[Exercise directions] Your task is to repeat the entries word for word while leaving out the pictures.

[Source records]
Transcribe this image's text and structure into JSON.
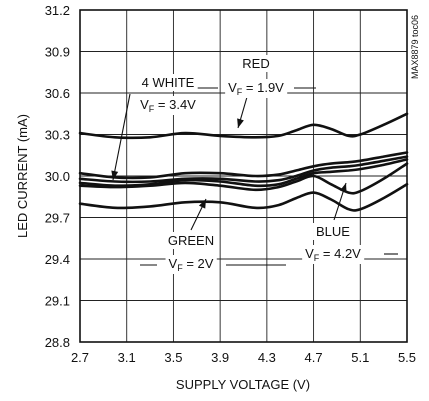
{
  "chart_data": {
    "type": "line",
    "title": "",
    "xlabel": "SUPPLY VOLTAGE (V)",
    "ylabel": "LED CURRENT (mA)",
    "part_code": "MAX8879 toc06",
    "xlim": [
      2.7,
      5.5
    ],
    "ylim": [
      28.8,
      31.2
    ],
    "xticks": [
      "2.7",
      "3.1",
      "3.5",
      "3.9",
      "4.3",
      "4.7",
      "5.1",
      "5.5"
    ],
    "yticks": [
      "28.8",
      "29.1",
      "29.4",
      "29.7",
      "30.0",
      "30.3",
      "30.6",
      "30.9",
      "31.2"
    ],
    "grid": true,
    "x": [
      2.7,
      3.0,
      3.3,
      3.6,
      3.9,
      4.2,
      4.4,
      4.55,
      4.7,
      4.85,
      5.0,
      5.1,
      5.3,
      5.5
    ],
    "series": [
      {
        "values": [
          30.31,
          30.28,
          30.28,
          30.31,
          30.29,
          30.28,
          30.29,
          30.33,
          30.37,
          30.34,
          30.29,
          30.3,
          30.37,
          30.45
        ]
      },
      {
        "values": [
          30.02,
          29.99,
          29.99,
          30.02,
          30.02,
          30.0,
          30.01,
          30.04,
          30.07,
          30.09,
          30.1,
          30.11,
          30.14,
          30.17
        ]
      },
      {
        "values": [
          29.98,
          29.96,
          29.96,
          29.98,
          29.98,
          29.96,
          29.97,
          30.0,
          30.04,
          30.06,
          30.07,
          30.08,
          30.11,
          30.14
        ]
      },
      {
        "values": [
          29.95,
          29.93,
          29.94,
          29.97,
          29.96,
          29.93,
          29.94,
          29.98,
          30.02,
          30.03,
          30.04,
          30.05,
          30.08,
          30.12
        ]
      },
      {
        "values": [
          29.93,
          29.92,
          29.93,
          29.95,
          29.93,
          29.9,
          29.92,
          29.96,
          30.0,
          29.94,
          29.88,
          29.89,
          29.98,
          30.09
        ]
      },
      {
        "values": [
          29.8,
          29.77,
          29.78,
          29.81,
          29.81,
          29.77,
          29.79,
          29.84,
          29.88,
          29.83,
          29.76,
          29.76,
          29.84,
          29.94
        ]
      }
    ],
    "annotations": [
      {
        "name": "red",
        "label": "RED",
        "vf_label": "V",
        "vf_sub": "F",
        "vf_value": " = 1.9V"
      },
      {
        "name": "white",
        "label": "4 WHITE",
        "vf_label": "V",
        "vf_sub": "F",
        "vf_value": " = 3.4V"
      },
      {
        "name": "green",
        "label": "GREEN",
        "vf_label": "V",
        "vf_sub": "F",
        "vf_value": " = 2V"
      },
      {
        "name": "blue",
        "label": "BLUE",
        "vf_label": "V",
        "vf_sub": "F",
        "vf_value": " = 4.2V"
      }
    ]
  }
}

[Solution]
Transcribe this image's text and structure into JSON.
{
  "chart_data": {
    "type": "line",
    "title": "",
    "xlabel": "SUPPLY VOLTAGE (V)",
    "ylabel": "LED CURRENT (mA)",
    "part_code": "MAX8879 toc06",
    "xlim": [
      2.7,
      5.5
    ],
    "ylim": [
      28.8,
      31.2
    ],
    "xticks": [
      "2.7",
      "3.1",
      "3.5",
      "3.9",
      "4.3",
      "4.7",
      "5.1",
      "5.5"
    ],
    "yticks": [
      "28.8",
      "29.1",
      "29.4",
      "29.7",
      "30.0",
      "30.3",
      "30.6",
      "30.9",
      "31.2"
    ],
    "grid": true,
    "x": [
      2.7,
      3.0,
      3.3,
      3.6,
      3.9,
      4.2,
      4.4,
      4.55,
      4.7,
      4.85,
      5.0,
      5.1,
      5.3,
      5.5
    ],
    "series": [
      {
        "values": [
          30.31,
          30.28,
          30.28,
          30.31,
          30.29,
          30.28,
          30.29,
          30.33,
          30.37,
          30.34,
          30.29,
          30.3,
          30.37,
          30.45
        ]
      },
      {
        "values": [
          30.02,
          29.99,
          29.99,
          30.02,
          30.02,
          30.0,
          30.01,
          30.04,
          30.07,
          30.09,
          30.1,
          30.11,
          30.14,
          30.17
        ]
      },
      {
        "values": [
          29.98,
          29.96,
          29.96,
          29.98,
          29.98,
          29.96,
          29.97,
          30.0,
          30.04,
          30.06,
          30.07,
          30.08,
          30.11,
          30.14
        ]
      },
      {
        "values": [
          29.95,
          29.93,
          29.94,
          29.97,
          29.96,
          29.93,
          29.94,
          29.98,
          30.02,
          30.03,
          30.04,
          30.05,
          30.08,
          30.12
        ]
      },
      {
        "values": [
          29.93,
          29.92,
          29.93,
          29.95,
          29.93,
          29.9,
          29.92,
          29.96,
          30.0,
          29.94,
          29.88,
          29.89,
          29.98,
          30.09
        ]
      },
      {
        "values": [
          29.8,
          29.77,
          29.78,
          29.81,
          29.81,
          29.77,
          29.79,
          29.84,
          29.88,
          29.83,
          29.76,
          29.76,
          29.84,
          29.94
        ]
      }
    ],
    "annotations": [
      {
        "name": "red",
        "label": "RED",
        "vf_label": "V",
        "vf_sub": "F",
        "vf_value": " = 1.9V"
      },
      {
        "name": "white",
        "label": "4 WHITE",
        "vf_label": "V",
        "vf_sub": "F",
        "vf_value": " = 3.4V"
      },
      {
        "name": "green",
        "label": "GREEN",
        "vf_label": "V",
        "vf_sub": "F",
        "vf_value": " = 2V"
      },
      {
        "name": "blue",
        "label": "BLUE",
        "vf_label": "V",
        "vf_sub": "F",
        "vf_value": " = 4.2V"
      }
    ]
  }
}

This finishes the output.